> **INSTRUCTIONS FOR THE TASK**: Would you set down every line of the data below exactly as it reads?

> **Entries taken from a collection**:

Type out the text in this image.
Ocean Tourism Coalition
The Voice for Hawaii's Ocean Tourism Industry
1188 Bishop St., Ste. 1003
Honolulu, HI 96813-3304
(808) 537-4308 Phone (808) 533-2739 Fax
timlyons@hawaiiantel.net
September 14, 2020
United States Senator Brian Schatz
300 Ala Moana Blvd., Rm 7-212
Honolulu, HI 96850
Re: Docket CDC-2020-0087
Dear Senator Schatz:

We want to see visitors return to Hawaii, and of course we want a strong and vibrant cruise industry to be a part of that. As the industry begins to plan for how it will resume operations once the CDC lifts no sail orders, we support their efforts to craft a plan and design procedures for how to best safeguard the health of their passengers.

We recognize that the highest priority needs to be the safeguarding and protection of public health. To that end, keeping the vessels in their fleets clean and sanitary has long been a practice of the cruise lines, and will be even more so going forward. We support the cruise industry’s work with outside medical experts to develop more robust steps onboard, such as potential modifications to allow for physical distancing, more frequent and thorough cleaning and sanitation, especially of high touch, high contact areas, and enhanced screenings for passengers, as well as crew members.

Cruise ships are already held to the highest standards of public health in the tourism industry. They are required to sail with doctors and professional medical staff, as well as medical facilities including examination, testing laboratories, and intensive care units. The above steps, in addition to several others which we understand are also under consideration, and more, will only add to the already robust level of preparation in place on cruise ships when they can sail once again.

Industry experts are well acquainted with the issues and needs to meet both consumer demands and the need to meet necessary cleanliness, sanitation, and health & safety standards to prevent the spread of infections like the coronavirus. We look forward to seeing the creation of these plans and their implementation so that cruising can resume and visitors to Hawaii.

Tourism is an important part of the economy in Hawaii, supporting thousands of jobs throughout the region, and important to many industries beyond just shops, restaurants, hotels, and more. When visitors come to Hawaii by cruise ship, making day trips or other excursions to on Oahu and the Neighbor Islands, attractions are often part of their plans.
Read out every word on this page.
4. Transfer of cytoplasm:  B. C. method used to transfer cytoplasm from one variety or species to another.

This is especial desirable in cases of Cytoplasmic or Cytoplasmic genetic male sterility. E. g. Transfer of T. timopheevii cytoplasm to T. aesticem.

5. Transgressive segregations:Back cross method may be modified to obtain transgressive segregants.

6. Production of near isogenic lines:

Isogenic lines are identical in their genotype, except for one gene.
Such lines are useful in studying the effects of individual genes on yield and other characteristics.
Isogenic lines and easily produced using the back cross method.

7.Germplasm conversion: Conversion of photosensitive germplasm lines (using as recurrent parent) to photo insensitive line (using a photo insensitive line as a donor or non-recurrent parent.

> **RESPONSE BELOW**:
Type out the text in this image.
Ocean Tourism Coalition
The Voice for Hawaii's Ocean Tourism Industry
1188 Bishop St., Ste. 1003
Honolulu, HI 96813-3304
(808) 537-4308 Phone (808) 533-2739 Fax
timlyons@hawaiiantel.net
September 14, 2020
United States Senator Brian Schatz
300 Ala Moana Blvd., Rm 7-212
Honolulu, HI 96850
Re: Docket CDC-2020-0087
Dear Senator Schatz:

We want to see visitors return to Hawaii, and of course we want a strong and vibrant cruise industry to be a part of that. As the industry begins to plan for how it will resume operations once the CDC lifts no sail orders, we support their efforts to craft a plan and design procedures for how to best safeguard the health of their passengers.

We recognize that the highest priority needs to be the safeguarding and protection of public health. To that end, keeping the vessels in their fleets clean and sanitary has long been a practice of the cruise lines, and will be even more so going forward. We support the cruise industry’s work with outside medical experts to develop more robust steps onboard, such as potential modifications to allow for physical distancing, more frequent and thorough cleaning and sanitation, especially of high touch, high contact areas, and enhanced screenings for passengers, as well as crew members.

Cruise ships are already held to the highest standards of public health in the tourism industry. They are required to sail with doctors and professional medical staff, as well as medical facilities including examination, testing laboratories, and intensive care units. The above steps, in addition to several others which we understand are also under consideration, and more, will only add to the already robust level of preparation in place on cruise ships when they can sail once again.

Industry experts are well acquainted with the issues and needs to meet both consumer demands and the need to meet necessary cleanliness, sanitation, and health & safety standards to prevent the spread of infections like the coronavirus. We look forward to seeing the creation of these plans and their implementation so that cruising can resume and visitors to Hawaii.

Tourism is an important part of the economy in Hawaii, supporting thousands of jobs throughout the region, and important to many industries beyond just shops, restaurants, hotels, and more. When visitors come to Hawaii by cruise ship, making day trips or other excursions to on Oahu and the Neighbor Islands, attractions are often part of their plans.
Read out every word on this page.
4. Transfer of cytoplasm:  B. C. method used to transfer cytoplasm from one variety or species to another.

This is especial desirable in cases of Cytoplasmic or Cytoplasmic genetic male sterility. E. g. Transfer of T. timopheevii cytoplasm to T. aesticem.

5. Transgressive segregations:Back cross method may be modified to obtain transgressive segregants.

6. Production of near isogenic lines:

Isogenic lines are identical in their genotype, except for one gene.
Such lines are useful in studying the effects of individual genes on yield and other characteristics.
Isogenic lines and easily produced using the back cross method.

7.Germplasm conversion: Conversion of photosensitive germplasm lines (using as recurrent parent) to photo insensitive line (using a photo insensitive line as a donor or non-recurrent parent.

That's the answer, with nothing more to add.